--- START OF Records for processing ---

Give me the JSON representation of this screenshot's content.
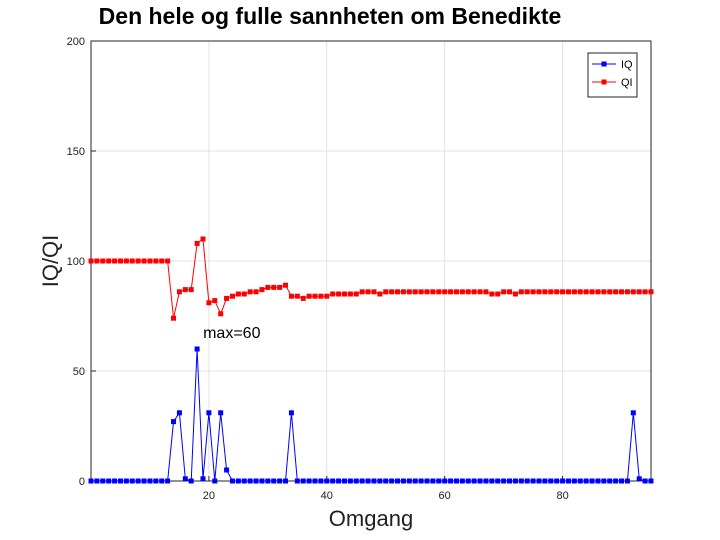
{
  "chart_data": {
    "type": "line",
    "title": "Den hele og fulle sannheten om Benedikte",
    "xlabel": "Omgang",
    "ylabel": "IQ/QI",
    "xlim": [
      0,
      95
    ],
    "ylim": [
      0,
      200
    ],
    "x_ticks": [
      20,
      40,
      60,
      80
    ],
    "y_ticks": [
      0,
      50,
      100,
      150,
      200
    ],
    "grid": true,
    "legend_position": "top-right",
    "annotation": {
      "text": "max=60",
      "x": 18,
      "y": 60
    },
    "x": [
      0,
      1,
      2,
      3,
      4,
      5,
      6,
      7,
      8,
      9,
      10,
      11,
      12,
      13,
      14,
      15,
      16,
      17,
      18,
      19,
      20,
      21,
      22,
      23,
      24,
      25,
      26,
      27,
      28,
      29,
      30,
      31,
      32,
      33,
      34,
      35,
      36,
      37,
      38,
      39,
      40,
      41,
      42,
      43,
      44,
      45,
      46,
      47,
      48,
      49,
      50,
      51,
      52,
      53,
      54,
      55,
      56,
      57,
      58,
      59,
      60,
      61,
      62,
      63,
      64,
      65,
      66,
      67,
      68,
      69,
      70,
      71,
      72,
      73,
      74,
      75,
      76,
      77,
      78,
      79,
      80,
      81,
      82,
      83,
      84,
      85,
      86,
      87,
      88,
      89,
      90,
      91,
      92,
      93,
      94,
      95
    ],
    "series": [
      {
        "name": "IQ",
        "color": "#0000ff",
        "values": [
          0,
          0,
          0,
          0,
          0,
          0,
          0,
          0,
          0,
          0,
          0,
          0,
          0,
          0,
          27,
          31,
          1,
          0,
          60,
          1,
          31,
          0,
          31,
          5,
          0,
          0,
          0,
          0,
          0,
          0,
          0,
          0,
          0,
          0,
          31,
          0,
          0,
          0,
          0,
          0,
          0,
          0,
          0,
          0,
          0,
          0,
          0,
          0,
          0,
          0,
          0,
          0,
          0,
          0,
          0,
          0,
          0,
          0,
          0,
          0,
          0,
          0,
          0,
          0,
          0,
          0,
          0,
          0,
          0,
          0,
          0,
          0,
          0,
          0,
          0,
          0,
          0,
          0,
          0,
          0,
          0,
          0,
          0,
          0,
          0,
          0,
          0,
          0,
          0,
          0,
          0,
          0,
          31,
          1,
          0,
          0
        ]
      },
      {
        "name": "QI",
        "color": "#ff0000",
        "values": [
          100,
          100,
          100,
          100,
          100,
          100,
          100,
          100,
          100,
          100,
          100,
          100,
          100,
          100,
          74,
          86,
          87,
          87,
          108,
          110,
          81,
          82,
          76,
          83,
          84,
          85,
          85,
          86,
          86,
          87,
          88,
          88,
          88,
          89,
          84,
          84,
          83,
          84,
          84,
          84,
          84,
          85,
          85,
          85,
          85,
          85,
          86,
          86,
          86,
          85,
          86,
          86,
          86,
          86,
          86,
          86,
          86,
          86,
          86,
          86,
          86,
          86,
          86,
          86,
          86,
          86,
          86,
          86,
          85,
          85,
          86,
          86,
          85,
          86,
          86,
          86,
          86,
          86,
          86,
          86,
          86,
          86,
          86,
          86,
          86,
          86,
          86,
          86,
          86,
          86,
          86,
          86,
          86,
          86,
          86,
          86
        ]
      }
    ]
  }
}
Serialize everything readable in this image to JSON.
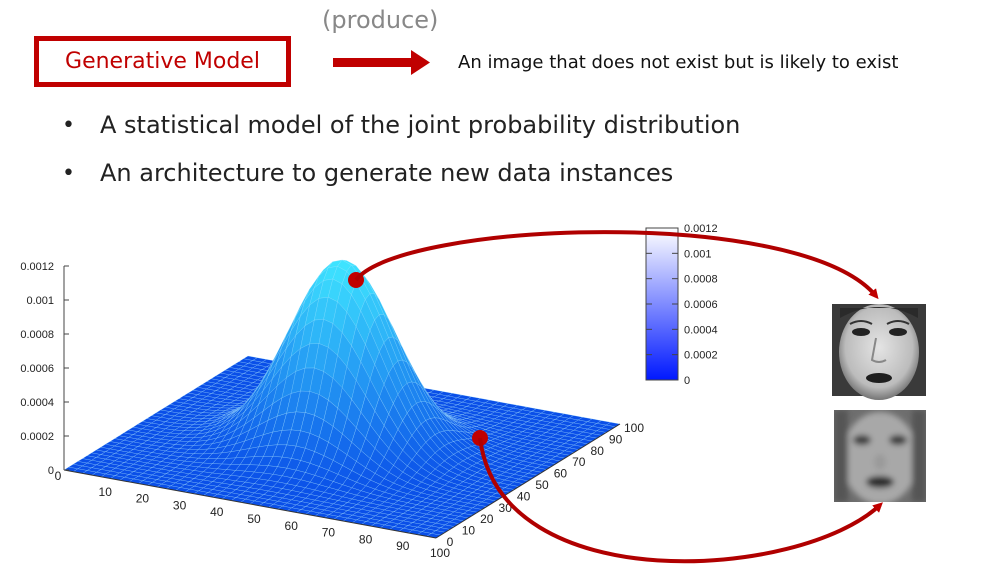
{
  "produce_label": "(produce)",
  "model_box": {
    "label": "Generative Model"
  },
  "output_description": "An image that does not exist but is likely to exist",
  "bullets": [
    "A statistical model of the joint probability distribution",
    "An architecture to generate new data instances"
  ],
  "chart_data": {
    "type": "surface",
    "z_ticks": [
      "0",
      "0.0002",
      "0.0004",
      "0.0006",
      "0.0008",
      "0.001",
      "0.0012"
    ],
    "x_ticks": [
      "0",
      "10",
      "20",
      "30",
      "40",
      "50",
      "60",
      "70",
      "80",
      "90",
      "100"
    ],
    "y_ticks": [
      "0",
      "10",
      "20",
      "30",
      "40",
      "50",
      "60",
      "70",
      "80",
      "90",
      "100"
    ],
    "colorbar_ticks": [
      "0",
      "0.0002",
      "0.0004",
      "0.0006",
      "0.0008",
      "0.001",
      "0.0012"
    ],
    "xlim": [
      0,
      100
    ],
    "ylim": [
      0,
      100
    ],
    "zlim": [
      0,
      0.0012
    ],
    "peak_center": [
      50,
      50
    ],
    "peak_value": 0.0011
  },
  "colors": {
    "accent": "#c00000",
    "surface_low": "#0a4fe8",
    "surface_high": "#3fe6ff"
  },
  "images": [
    {
      "name": "sharp-face-image"
    },
    {
      "name": "blurry-face-image"
    }
  ]
}
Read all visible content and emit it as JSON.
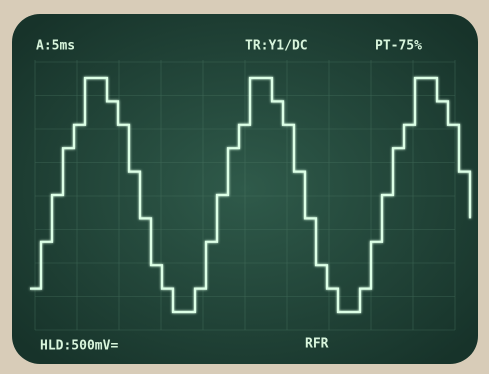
{
  "screen": {
    "top_left": "A:5ms",
    "top_center": "TR:Y1/DC",
    "top_right": "PT-75%",
    "bottom_left": "HLD:500mV=",
    "bottom_center": "RFR"
  }
}
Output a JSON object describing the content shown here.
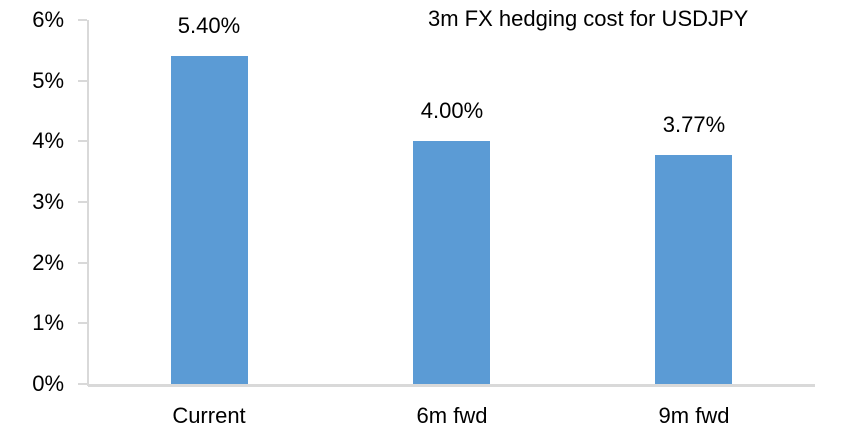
{
  "chart_data": {
    "type": "bar",
    "title": "3m FX hedging cost for USDJPY",
    "categories": [
      "Current",
      "6m fwd",
      "9m fwd"
    ],
    "values": [
      5.4,
      4.0,
      3.77
    ],
    "value_labels": [
      "5.40%",
      "4.00%",
      "3.77%"
    ],
    "ylim": [
      0,
      6
    ],
    "ytick_step": 1,
    "ytick_labels": [
      "0%",
      "1%",
      "2%",
      "3%",
      "4%",
      "5%",
      "6%"
    ],
    "grid": false,
    "legend": "none",
    "bar_color": "#5B9BD5",
    "axis_color": "#D9D9D9",
    "text_color": "#000000",
    "background_color": "#FFFFFF"
  }
}
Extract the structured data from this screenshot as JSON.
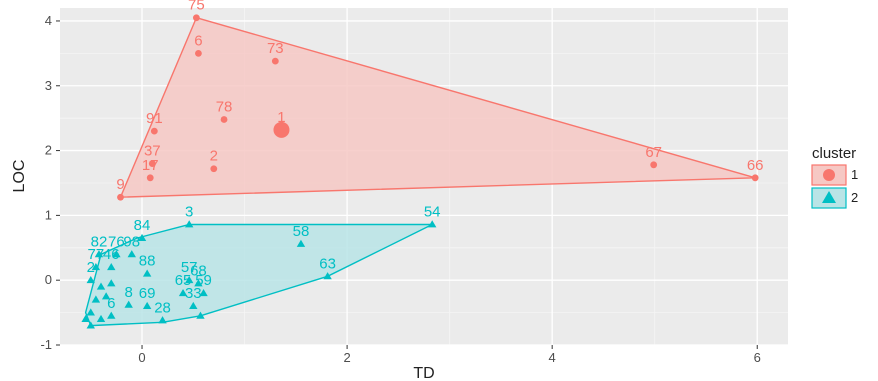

--- END OF Records for processing ---

=== Brief ===
Copy each line exactly, and leave the pictures out of your copy.

=== Answer to this exercise ===
Give me the JSON representation of this screenshot's content.
{
  "chart_data": {
    "type": "line",
    "title": "Den hele og fulle sannheten om Benedikte",
    "xlabel": "Omgang",
    "ylabel": "IQ/QI",
    "xlim": [
      0,
      95
    ],
    "ylim": [
      0,
      200
    ],
    "x_ticks": [
      20,
      40,
      60,
      80
    ],
    "y_ticks": [
      0,
      50,
      100,
      150,
      200
    ],
    "grid": true,
    "legend_position": "top-right",
    "annotation": {
      "text": "max=60",
      "x": 18,
      "y": 60
    },
    "x": [
      0,
      1,
      2,
      3,
      4,
      5,
      6,
      7,
      8,
      9,
      10,
      11,
      12,
      13,
      14,
      15,
      16,
      17,
      18,
      19,
      20,
      21,
      22,
      23,
      24,
      25,
      26,
      27,
      28,
      29,
      30,
      31,
      32,
      33,
      34,
      35,
      36,
      37,
      38,
      39,
      40,
      41,
      42,
      43,
      44,
      45,
      46,
      47,
      48,
      49,
      50,
      51,
      52,
      53,
      54,
      55,
      56,
      57,
      58,
      59,
      60,
      61,
      62,
      63,
      64,
      65,
      66,
      67,
      68,
      69,
      70,
      71,
      72,
      73,
      74,
      75,
      76,
      77,
      78,
      79,
      80,
      81,
      82,
      83,
      84,
      85,
      86,
      87,
      88,
      89,
      90,
      91,
      92,
      93,
      94,
      95
    ],
    "series": [
      {
        "name": "IQ",
        "color": "#0000ff",
        "values": [
          0,
          0,
          0,
          0,
          0,
          0,
          0,
          0,
          0,
          0,
          0,
          0,
          0,
          0,
          27,
          31,
          1,
          0,
          60,
          1,
          31,
          0,
          31,
          5,
          0,
          0,
          0,
          0,
          0,
          0,
          0,
          0,
          0,
          0,
          31,
          0,
          0,
          0,
          0,
          0,
          0,
          0,
          0,
          0,
          0,
          0,
          0,
          0,
          0,
          0,
          0,
          0,
          0,
          0,
          0,
          0,
          0,
          0,
          0,
          0,
          0,
          0,
          0,
          0,
          0,
          0,
          0,
          0,
          0,
          0,
          0,
          0,
          0,
          0,
          0,
          0,
          0,
          0,
          0,
          0,
          0,
          0,
          0,
          0,
          0,
          0,
          0,
          0,
          0,
          0,
          0,
          0,
          31,
          1,
          0,
          0
        ]
      },
      {
        "name": "QI",
        "color": "#ff0000",
        "values": [
          100,
          100,
          100,
          100,
          100,
          100,
          100,
          100,
          100,
          100,
          100,
          100,
          100,
          100,
          74,
          86,
          87,
          87,
          108,
          110,
          81,
          82,
          76,
          83,
          84,
          85,
          85,
          86,
          86,
          87,
          88,
          88,
          88,
          89,
          84,
          84,
          83,
          84,
          84,
          84,
          84,
          85,
          85,
          85,
          85,
          85,
          86,
          86,
          86,
          85,
          86,
          86,
          86,
          86,
          86,
          86,
          86,
          86,
          86,
          86,
          86,
          86,
          86,
          86,
          86,
          86,
          86,
          86,
          85,
          85,
          86,
          86,
          85,
          86,
          86,
          86,
          86,
          86,
          86,
          86,
          86,
          86,
          86,
          86,
          86,
          86,
          86,
          86,
          86,
          86,
          86,
          86,
          86,
          86,
          86,
          86
        ]
      }
    ]
  }
}
Serialize everything readable in this image to JSON.
{
  "produce_label": "(produce)",
  "model_box": {
    "label": "Generative Model"
  },
  "output_description": "An image that does not exist but is likely to exist",
  "bullets": [
    "A statistical model of the joint probability distribution",
    "An architecture to generate new data instances"
  ],
  "chart_data": {
    "type": "surface",
    "z_ticks": [
      "0",
      "0.0002",
      "0.0004",
      "0.0006",
      "0.0008",
      "0.001",
      "0.0012"
    ],
    "x_ticks": [
      "0",
      "10",
      "20",
      "30",
      "40",
      "50",
      "60",
      "70",
      "80",
      "90",
      "100"
    ],
    "y_ticks": [
      "0",
      "10",
      "20",
      "30",
      "40",
      "50",
      "60",
      "70",
      "80",
      "90",
      "100"
    ],
    "colorbar_ticks": [
      "0",
      "0.0002",
      "0.0004",
      "0.0006",
      "0.0008",
      "0.001",
      "0.0012"
    ],
    "xlim": [
      0,
      100
    ],
    "ylim": [
      0,
      100
    ],
    "zlim": [
      0,
      0.0012
    ],
    "peak_center": [
      50,
      50
    ],
    "peak_value": 0.0011
  },
  "colors": {
    "accent": "#c00000",
    "surface_low": "#0a4fe8",
    "surface_high": "#3fe6ff"
  },
  "images": [
    {
      "name": "sharp-face-image"
    },
    {
      "name": "blurry-face-image"
    }
  ]
}
Read all visible content and emit it as JSON.
{
  "screen": {
    "top_left": "A:5ms",
    "top_center": "TR:Y1/DC",
    "top_right": "PT-75%",
    "bottom_left": "HLD:500mV=",
    "bottom_center": "RFR"
  }
}
Output a JSON object describing the content shown here.
{
  "chart_data": {
    "type": "bar",
    "title": "3m FX hedging cost for USDJPY",
    "categories": [
      "Current",
      "6m fwd",
      "9m fwd"
    ],
    "values": [
      5.4,
      4.0,
      3.77
    ],
    "value_labels": [
      "5.40%",
      "4.00%",
      "3.77%"
    ],
    "ylim": [
      0,
      6
    ],
    "ytick_step": 1,
    "ytick_labels": [
      "0%",
      "1%",
      "2%",
      "3%",
      "4%",
      "5%",
      "6%"
    ],
    "grid": false,
    "legend": "none",
    "bar_color": "#5B9BD5",
    "axis_color": "#D9D9D9",
    "text_color": "#000000",
    "background_color": "#FFFFFF"
  }
}
Extract the structured data from this screenshot as JSON.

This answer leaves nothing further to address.